* TASK TO COMPLETE: List each line of the data that holds the word "into".

* EXTRACTED MATERIAL:
......
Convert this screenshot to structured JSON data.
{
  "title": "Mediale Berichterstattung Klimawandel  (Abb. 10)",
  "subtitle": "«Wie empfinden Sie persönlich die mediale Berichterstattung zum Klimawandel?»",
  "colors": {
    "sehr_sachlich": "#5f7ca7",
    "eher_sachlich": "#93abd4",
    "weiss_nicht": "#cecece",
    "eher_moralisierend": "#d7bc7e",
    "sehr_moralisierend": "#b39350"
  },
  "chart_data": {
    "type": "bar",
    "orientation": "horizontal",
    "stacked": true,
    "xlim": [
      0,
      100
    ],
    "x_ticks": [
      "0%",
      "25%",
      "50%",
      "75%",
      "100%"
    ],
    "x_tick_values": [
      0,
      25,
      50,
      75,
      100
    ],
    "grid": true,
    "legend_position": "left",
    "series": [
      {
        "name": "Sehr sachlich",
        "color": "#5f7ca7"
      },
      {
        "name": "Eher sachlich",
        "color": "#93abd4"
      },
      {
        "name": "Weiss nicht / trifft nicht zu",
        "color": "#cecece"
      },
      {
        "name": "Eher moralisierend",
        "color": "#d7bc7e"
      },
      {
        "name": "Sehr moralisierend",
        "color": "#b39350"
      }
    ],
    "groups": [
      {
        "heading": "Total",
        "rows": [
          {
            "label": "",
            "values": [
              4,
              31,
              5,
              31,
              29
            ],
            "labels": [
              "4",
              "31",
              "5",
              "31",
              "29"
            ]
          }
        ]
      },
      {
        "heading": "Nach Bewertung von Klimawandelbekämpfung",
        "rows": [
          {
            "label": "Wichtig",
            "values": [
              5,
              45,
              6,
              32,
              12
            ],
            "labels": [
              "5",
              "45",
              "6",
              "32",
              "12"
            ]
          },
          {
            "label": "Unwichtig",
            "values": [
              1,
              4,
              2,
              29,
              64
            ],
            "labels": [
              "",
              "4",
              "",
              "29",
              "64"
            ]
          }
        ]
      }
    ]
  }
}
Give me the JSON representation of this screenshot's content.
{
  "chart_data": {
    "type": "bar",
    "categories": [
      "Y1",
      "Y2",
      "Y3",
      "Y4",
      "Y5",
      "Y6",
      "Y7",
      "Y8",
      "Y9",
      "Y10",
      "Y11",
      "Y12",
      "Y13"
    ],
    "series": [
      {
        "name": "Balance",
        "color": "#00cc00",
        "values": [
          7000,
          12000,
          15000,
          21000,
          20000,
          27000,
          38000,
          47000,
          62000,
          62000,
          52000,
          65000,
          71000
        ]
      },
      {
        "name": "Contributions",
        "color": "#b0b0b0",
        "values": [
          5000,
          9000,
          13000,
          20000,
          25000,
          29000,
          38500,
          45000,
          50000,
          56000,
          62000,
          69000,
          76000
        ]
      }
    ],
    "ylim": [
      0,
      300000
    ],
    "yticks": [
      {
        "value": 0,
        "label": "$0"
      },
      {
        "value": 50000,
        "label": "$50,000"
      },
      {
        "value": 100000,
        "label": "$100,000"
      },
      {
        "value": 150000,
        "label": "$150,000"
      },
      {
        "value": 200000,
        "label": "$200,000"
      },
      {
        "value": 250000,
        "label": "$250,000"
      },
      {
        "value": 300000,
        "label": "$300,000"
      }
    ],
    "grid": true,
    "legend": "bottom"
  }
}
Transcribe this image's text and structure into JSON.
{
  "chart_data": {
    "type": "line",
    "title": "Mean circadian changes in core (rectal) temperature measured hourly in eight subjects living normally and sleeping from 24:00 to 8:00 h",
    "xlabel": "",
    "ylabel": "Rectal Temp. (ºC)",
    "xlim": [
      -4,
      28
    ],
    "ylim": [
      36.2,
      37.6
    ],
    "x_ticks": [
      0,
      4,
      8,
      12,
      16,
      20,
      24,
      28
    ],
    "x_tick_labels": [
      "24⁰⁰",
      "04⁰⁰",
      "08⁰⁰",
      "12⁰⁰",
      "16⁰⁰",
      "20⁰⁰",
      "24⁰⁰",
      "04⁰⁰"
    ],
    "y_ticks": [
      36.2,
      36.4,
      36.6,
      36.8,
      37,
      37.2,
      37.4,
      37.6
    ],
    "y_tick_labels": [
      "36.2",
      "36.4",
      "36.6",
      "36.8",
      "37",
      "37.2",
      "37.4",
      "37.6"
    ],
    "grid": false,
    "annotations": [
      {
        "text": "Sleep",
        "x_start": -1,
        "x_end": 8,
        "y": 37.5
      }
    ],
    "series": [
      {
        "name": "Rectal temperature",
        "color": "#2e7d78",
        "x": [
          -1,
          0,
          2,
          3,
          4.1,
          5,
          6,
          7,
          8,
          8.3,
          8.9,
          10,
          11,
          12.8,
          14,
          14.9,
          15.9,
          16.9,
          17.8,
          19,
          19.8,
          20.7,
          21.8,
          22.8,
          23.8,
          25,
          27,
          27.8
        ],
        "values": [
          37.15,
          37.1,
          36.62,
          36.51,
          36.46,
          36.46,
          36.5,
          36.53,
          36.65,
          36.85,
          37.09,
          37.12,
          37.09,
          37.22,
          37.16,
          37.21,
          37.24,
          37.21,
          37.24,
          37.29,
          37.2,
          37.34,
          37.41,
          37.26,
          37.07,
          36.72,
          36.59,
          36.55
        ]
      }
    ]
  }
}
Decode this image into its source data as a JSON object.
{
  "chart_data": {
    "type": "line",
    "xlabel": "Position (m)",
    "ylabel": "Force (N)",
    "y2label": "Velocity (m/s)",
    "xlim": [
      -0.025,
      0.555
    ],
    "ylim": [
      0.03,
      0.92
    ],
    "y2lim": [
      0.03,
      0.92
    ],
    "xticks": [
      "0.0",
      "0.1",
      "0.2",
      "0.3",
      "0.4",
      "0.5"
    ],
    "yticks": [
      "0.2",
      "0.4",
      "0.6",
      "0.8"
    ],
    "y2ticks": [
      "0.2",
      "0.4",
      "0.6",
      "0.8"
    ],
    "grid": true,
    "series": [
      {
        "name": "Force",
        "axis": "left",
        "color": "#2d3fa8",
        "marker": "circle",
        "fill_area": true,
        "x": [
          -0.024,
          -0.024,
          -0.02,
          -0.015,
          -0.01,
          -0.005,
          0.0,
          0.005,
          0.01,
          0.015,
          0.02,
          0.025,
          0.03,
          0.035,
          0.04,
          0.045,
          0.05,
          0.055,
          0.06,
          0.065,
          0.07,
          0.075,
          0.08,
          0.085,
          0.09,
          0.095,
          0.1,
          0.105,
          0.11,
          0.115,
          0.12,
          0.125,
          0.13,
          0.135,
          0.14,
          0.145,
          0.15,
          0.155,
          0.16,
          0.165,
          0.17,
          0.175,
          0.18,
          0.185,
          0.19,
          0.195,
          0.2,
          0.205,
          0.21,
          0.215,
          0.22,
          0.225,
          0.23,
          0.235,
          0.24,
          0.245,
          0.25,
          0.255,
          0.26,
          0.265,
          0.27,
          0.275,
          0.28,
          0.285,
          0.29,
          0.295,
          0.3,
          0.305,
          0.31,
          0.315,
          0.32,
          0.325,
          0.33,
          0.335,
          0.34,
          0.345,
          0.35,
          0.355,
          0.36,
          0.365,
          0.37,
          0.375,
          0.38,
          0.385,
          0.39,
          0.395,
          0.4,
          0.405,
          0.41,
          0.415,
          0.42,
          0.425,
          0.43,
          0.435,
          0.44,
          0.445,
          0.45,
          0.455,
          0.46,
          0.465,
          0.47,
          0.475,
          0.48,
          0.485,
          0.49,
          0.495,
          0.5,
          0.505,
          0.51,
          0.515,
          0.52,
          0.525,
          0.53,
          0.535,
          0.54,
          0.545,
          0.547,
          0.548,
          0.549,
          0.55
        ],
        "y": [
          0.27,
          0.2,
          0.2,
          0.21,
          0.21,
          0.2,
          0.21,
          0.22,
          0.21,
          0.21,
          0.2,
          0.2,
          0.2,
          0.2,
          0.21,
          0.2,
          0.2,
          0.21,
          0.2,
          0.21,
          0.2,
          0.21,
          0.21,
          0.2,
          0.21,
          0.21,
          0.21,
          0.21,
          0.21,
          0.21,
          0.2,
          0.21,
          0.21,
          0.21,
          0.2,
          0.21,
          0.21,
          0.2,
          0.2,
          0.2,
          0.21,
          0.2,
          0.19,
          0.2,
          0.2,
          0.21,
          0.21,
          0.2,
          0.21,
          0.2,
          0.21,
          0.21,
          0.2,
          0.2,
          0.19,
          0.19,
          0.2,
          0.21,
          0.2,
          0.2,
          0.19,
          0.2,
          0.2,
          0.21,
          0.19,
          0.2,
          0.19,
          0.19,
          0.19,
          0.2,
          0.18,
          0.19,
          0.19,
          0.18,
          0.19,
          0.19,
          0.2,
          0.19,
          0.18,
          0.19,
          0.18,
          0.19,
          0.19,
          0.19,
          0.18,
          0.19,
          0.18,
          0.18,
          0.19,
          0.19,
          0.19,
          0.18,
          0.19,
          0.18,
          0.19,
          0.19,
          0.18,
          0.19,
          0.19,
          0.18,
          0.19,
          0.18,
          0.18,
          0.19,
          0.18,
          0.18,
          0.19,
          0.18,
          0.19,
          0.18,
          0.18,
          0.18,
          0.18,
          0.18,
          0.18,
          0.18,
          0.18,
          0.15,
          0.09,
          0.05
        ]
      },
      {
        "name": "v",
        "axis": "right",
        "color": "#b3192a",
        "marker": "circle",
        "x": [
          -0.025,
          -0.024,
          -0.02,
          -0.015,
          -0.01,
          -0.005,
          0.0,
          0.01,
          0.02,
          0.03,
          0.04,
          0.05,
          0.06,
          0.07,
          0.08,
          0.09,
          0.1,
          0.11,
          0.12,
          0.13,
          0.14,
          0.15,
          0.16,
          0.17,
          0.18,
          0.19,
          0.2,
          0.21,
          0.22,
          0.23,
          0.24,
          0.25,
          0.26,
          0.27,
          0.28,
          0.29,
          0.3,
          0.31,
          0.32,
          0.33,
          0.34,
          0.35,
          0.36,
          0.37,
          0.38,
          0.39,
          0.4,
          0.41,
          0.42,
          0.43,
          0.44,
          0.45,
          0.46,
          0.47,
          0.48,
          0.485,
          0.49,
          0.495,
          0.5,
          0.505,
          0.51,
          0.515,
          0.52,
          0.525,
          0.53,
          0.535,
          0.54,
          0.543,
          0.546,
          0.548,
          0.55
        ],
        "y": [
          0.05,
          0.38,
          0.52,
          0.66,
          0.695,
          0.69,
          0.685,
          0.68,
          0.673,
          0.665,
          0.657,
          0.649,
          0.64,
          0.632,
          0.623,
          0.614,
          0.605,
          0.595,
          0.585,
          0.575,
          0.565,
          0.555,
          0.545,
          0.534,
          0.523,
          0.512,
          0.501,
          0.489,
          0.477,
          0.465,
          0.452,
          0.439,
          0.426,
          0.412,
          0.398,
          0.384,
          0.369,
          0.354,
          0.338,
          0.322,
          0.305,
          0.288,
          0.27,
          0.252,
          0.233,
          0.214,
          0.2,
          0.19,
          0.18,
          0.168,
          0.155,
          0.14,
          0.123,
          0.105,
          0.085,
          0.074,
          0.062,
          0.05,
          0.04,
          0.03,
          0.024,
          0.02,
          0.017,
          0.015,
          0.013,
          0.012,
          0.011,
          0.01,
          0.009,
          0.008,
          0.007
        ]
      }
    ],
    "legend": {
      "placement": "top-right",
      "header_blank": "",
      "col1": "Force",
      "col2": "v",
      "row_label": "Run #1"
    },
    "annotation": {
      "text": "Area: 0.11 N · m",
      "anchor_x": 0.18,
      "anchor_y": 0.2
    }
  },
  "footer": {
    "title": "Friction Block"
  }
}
......
* COMPLETED EXERCISE:
Transcribe this image's text and structure into JSON.
Decode this image into its source data as a JSON object.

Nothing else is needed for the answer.